Collected data entries:
══════

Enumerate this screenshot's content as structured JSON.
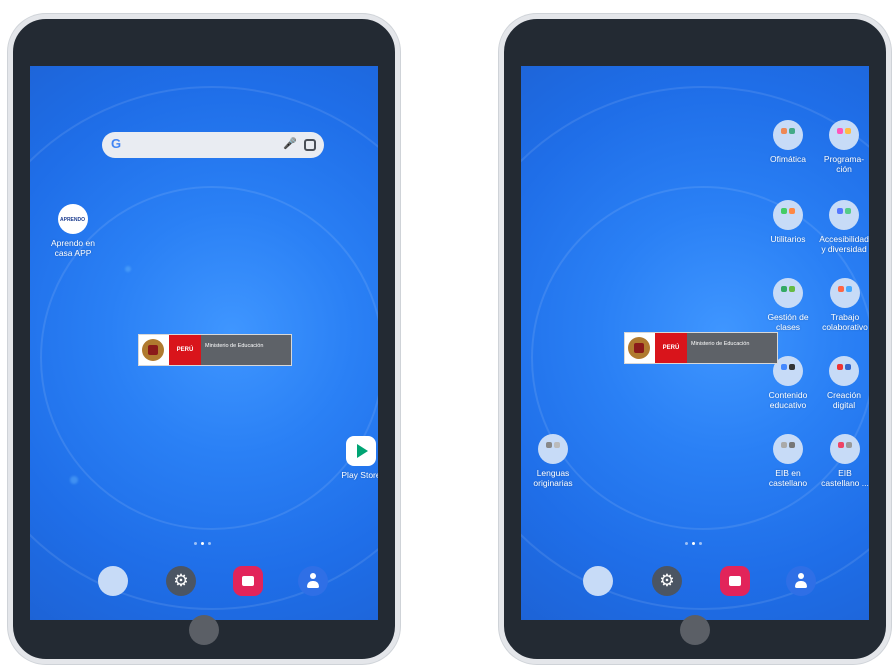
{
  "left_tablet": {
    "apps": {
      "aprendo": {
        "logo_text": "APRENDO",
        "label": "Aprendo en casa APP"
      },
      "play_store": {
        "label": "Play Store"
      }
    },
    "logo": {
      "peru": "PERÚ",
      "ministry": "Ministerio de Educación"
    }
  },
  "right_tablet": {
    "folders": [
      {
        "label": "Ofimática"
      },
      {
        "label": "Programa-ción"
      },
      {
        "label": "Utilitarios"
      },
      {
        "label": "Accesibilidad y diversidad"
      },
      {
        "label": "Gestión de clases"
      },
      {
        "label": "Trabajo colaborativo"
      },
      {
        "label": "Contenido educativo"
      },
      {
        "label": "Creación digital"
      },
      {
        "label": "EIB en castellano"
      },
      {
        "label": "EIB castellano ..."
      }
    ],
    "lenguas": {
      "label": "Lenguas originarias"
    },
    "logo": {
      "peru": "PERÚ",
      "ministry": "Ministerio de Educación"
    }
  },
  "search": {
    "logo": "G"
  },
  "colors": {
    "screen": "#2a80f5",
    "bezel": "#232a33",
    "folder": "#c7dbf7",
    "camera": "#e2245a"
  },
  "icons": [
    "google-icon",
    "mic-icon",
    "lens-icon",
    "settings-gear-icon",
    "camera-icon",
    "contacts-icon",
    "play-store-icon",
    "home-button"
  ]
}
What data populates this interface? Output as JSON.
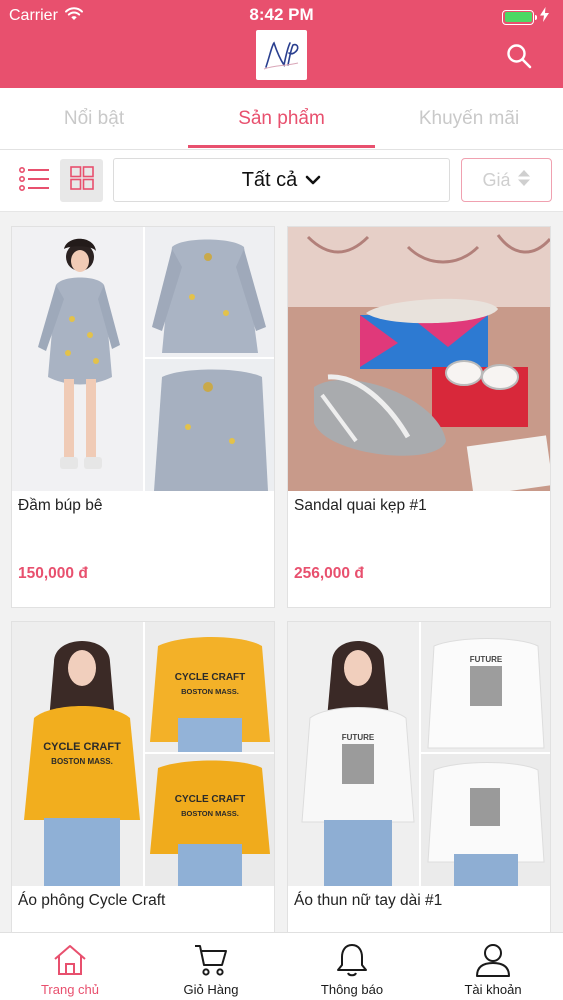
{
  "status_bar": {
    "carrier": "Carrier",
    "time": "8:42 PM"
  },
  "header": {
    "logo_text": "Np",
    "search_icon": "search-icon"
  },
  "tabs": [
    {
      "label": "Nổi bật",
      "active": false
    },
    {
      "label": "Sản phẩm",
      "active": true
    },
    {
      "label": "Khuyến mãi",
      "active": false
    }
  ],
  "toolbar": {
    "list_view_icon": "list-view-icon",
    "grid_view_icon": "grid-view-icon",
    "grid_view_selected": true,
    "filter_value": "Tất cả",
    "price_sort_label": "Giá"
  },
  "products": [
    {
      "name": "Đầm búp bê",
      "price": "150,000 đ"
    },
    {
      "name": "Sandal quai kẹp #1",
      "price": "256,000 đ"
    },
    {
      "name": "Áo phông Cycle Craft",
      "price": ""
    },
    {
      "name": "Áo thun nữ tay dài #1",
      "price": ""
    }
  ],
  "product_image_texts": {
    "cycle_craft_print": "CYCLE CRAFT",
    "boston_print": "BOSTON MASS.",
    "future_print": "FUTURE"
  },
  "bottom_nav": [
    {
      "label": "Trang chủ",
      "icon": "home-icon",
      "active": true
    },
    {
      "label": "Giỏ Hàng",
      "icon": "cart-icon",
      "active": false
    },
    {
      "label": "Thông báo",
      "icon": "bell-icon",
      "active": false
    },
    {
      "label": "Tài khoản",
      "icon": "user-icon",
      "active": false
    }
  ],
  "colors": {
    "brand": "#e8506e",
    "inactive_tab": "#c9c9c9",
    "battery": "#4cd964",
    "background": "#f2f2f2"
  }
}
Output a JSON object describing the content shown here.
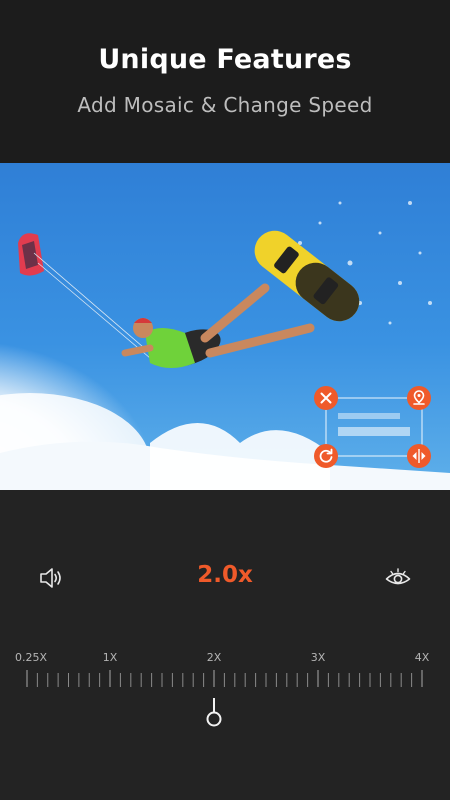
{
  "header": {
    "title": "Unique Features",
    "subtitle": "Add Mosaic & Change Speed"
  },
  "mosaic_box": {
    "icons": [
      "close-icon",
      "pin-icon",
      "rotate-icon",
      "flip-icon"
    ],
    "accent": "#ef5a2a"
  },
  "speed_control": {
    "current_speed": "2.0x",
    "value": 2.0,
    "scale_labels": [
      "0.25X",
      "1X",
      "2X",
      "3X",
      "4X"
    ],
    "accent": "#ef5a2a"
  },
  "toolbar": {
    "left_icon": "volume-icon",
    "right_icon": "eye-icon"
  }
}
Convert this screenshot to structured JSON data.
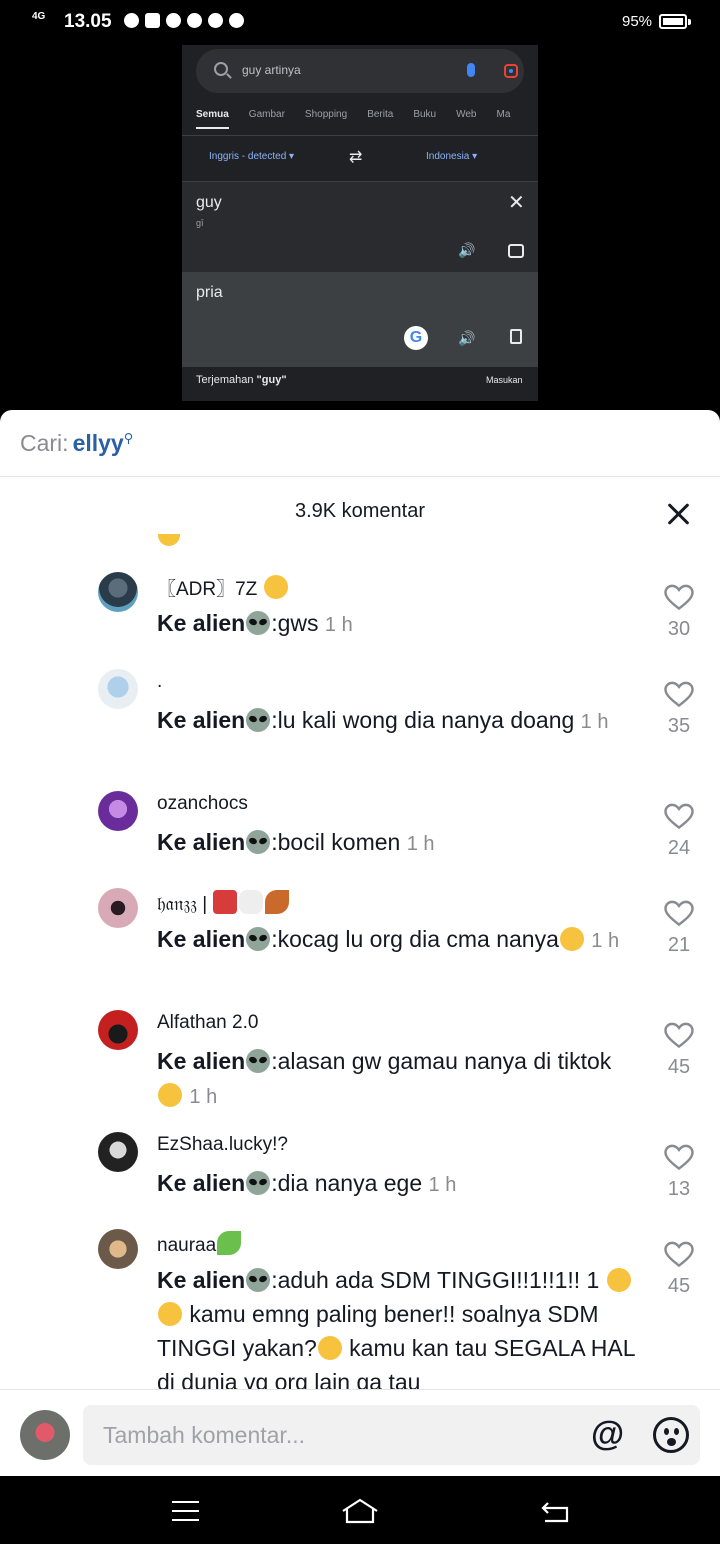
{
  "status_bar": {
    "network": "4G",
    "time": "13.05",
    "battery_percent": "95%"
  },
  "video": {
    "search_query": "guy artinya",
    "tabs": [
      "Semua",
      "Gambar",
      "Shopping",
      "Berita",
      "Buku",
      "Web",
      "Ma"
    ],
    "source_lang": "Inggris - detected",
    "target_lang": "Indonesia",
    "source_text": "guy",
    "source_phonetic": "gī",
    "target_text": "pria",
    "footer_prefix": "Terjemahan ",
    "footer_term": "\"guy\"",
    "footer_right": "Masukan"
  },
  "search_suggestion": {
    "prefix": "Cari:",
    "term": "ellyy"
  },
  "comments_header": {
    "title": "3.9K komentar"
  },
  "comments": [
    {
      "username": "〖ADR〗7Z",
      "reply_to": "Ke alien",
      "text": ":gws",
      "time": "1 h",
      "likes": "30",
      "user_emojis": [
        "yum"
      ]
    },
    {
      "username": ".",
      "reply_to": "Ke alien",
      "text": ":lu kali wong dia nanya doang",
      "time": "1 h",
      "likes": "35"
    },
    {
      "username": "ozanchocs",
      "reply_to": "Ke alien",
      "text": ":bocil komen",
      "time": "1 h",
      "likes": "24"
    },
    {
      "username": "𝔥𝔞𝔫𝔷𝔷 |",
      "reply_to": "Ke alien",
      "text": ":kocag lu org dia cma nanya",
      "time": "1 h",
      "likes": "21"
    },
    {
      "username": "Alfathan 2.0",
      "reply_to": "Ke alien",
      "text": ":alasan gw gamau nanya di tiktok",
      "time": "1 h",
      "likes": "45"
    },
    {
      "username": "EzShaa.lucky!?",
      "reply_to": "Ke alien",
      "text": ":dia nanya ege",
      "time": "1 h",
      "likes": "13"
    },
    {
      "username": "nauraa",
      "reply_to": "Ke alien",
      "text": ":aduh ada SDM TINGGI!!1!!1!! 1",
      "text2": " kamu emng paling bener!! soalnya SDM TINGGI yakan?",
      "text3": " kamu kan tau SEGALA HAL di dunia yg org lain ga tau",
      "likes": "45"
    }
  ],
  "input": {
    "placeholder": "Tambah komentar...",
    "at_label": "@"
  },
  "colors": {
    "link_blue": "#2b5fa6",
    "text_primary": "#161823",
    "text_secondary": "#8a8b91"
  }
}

══════

• PROBLEM REQUIREMENTS
Retype each record exactly as it stands, but do not include the pictures.

• EXPECTED OUTPUT
Enumerate this screenshot's content as structured JSON.
{
  "left_tablet": {
    "apps": {
      "aprendo": {
        "logo_text": "APRENDO",
        "label": "Aprendo en casa APP"
      },
      "play_store": {
        "label": "Play Store"
      }
    },
    "logo": {
      "peru": "PERÚ",
      "ministry": "Ministerio de Educación"
    }
  },
  "right_tablet": {
    "folders": [
      {
        "label": "Ofimática"
      },
      {
        "label": "Programa-ción"
      },
      {
        "label": "Utilitarios"
      },
      {
        "label": "Accesibilidad y diversidad"
      },
      {
        "label": "Gestión de clases"
      },
      {
        "label": "Trabajo colaborativo"
      },
      {
        "label": "Contenido educativo"
      },
      {
        "label": "Creación digital"
      },
      {
        "label": "EIB en castellano"
      },
      {
        "label": "EIB castellano ..."
      }
    ],
    "lenguas": {
      "label": "Lenguas originarias"
    },
    "logo": {
      "peru": "PERÚ",
      "ministry": "Ministerio de Educación"
    }
  },
  "search": {
    "logo": "G"
  },
  "colors": {
    "screen": "#2a80f5",
    "bezel": "#232a33",
    "folder": "#c7dbf7",
    "camera": "#e2245a"
  },
  "icons": [
    "google-icon",
    "mic-icon",
    "lens-icon",
    "settings-gear-icon",
    "camera-icon",
    "contacts-icon",
    "play-store-icon",
    "home-button"
  ]
}
What data populates this interface? Output as JSON.
{
  "status_bar": {
    "carrier": "Carrier",
    "time": "8:42 PM"
  },
  "header": {
    "logo_text": "Np",
    "search_icon": "search-icon"
  },
  "tabs": [
    {
      "label": "Nổi bật",
      "active": false
    },
    {
      "label": "Sản phẩm",
      "active": true
    },
    {
      "label": "Khuyến mãi",
      "active": false
    }
  ],
  "toolbar": {
    "list_view_icon": "list-view-icon",
    "grid_view_icon": "grid-view-icon",
    "grid_view_selected": true,
    "filter_value": "Tất cả",
    "price_sort_label": "Giá"
  },
  "products": [
    {
      "name": "Đầm búp bê",
      "price": "150,000 đ"
    },
    {
      "name": "Sandal quai kẹp #1",
      "price": "256,000 đ"
    },
    {
      "name": "Áo phông Cycle Craft",
      "price": ""
    },
    {
      "name": "Áo thun nữ tay dài #1",
      "price": ""
    }
  ],
  "product_image_texts": {
    "cycle_craft_print": "CYCLE CRAFT",
    "boston_print": "BOSTON MASS.",
    "future_print": "FUTURE"
  },
  "bottom_nav": [
    {
      "label": "Trang chủ",
      "icon": "home-icon",
      "active": true
    },
    {
      "label": "Giỏ Hàng",
      "icon": "cart-icon",
      "active": false
    },
    {
      "label": "Thông báo",
      "icon": "bell-icon",
      "active": false
    },
    {
      "label": "Tài khoản",
      "icon": "user-icon",
      "active": false
    }
  ],
  "colors": {
    "brand": "#e8506e",
    "inactive_tab": "#c9c9c9",
    "battery": "#4cd964",
    "background": "#f2f2f2"
  }
}
Output a JSON object describing the content shown here.
{
  "header": {
    "title": "Unique Features",
    "subtitle": "Add Mosaic & Change Speed"
  },
  "mosaic_box": {
    "icons": [
      "close-icon",
      "pin-icon",
      "rotate-icon",
      "flip-icon"
    ],
    "accent": "#ef5a2a"
  },
  "speed_control": {
    "current_speed": "2.0x",
    "value": 2.0,
    "scale_labels": [
      "0.25X",
      "1X",
      "2X",
      "3X",
      "4X"
    ],
    "accent": "#ef5a2a"
  },
  "toolbar": {
    "left_icon": "volume-icon",
    "right_icon": "eye-icon"
  }
}
Convert this screenshot to structured JSON data.
{
  "status_bar": {
    "network": "4G",
    "time": "13.05",
    "battery_percent": "95%"
  },
  "video": {
    "search_query": "guy artinya",
    "tabs": [
      "Semua",
      "Gambar",
      "Shopping",
      "Berita",
      "Buku",
      "Web",
      "Ma"
    ],
    "source_lang": "Inggris - detected",
    "target_lang": "Indonesia",
    "source_text": "guy",
    "source_phonetic": "gī",
    "target_text": "pria",
    "footer_prefix": "Terjemahan ",
    "footer_term": "\"guy\"",
    "footer_right": "Masukan"
  },
  "search_suggestion": {
    "prefix": "Cari:",
    "term": "ellyy"
  },
  "comments_header": {
    "title": "3.9K komentar"
  },
  "comments": [
    {
      "username": "〖ADR〗7Z",
      "reply_to": "Ke alien",
      "text": ":gws",
      "time": "1 h",
      "likes": "30",
      "user_emojis": [
        "yum"
      ]
    },
    {
      "username": ".",
      "reply_to": "Ke alien",
      "text": ":lu kali wong dia nanya doang",
      "time": "1 h",
      "likes": "35"
    },
    {
      "username": "ozanchocs",
      "reply_to": "Ke alien",
      "text": ":bocil komen",
      "time": "1 h",
      "likes": "24"
    },
    {
      "username": "𝔥𝔞𝔫𝔷𝔷 |",
      "reply_to": "Ke alien",
      "text": ":kocag lu org dia cma nanya",
      "time": "1 h",
      "likes": "21"
    },
    {
      "username": "Alfathan 2.0",
      "reply_to": "Ke alien",
      "text": ":alasan gw gamau nanya di tiktok",
      "time": "1 h",
      "likes": "45"
    },
    {
      "username": "EzShaa.lucky!?",
      "reply_to": "Ke alien",
      "text": ":dia nanya ege",
      "time": "1 h",
      "likes": "13"
    },
    {
      "username": "nauraa",
      "reply_to": "Ke alien",
      "text": ":aduh ada SDM TINGGI!!1!!1!! 1",
      "text2": " kamu emng paling bener!! soalnya SDM TINGGI yakan?",
      "text3": " kamu kan tau SEGALA HAL di dunia yg org lain ga tau",
      "likes": "45"
    }
  ],
  "input": {
    "placeholder": "Tambah komentar...",
    "at_label": "@"
  },
  "colors": {
    "link_blue": "#2b5fa6",
    "text_primary": "#161823",
    "text_secondary": "#8a8b91"
  }
}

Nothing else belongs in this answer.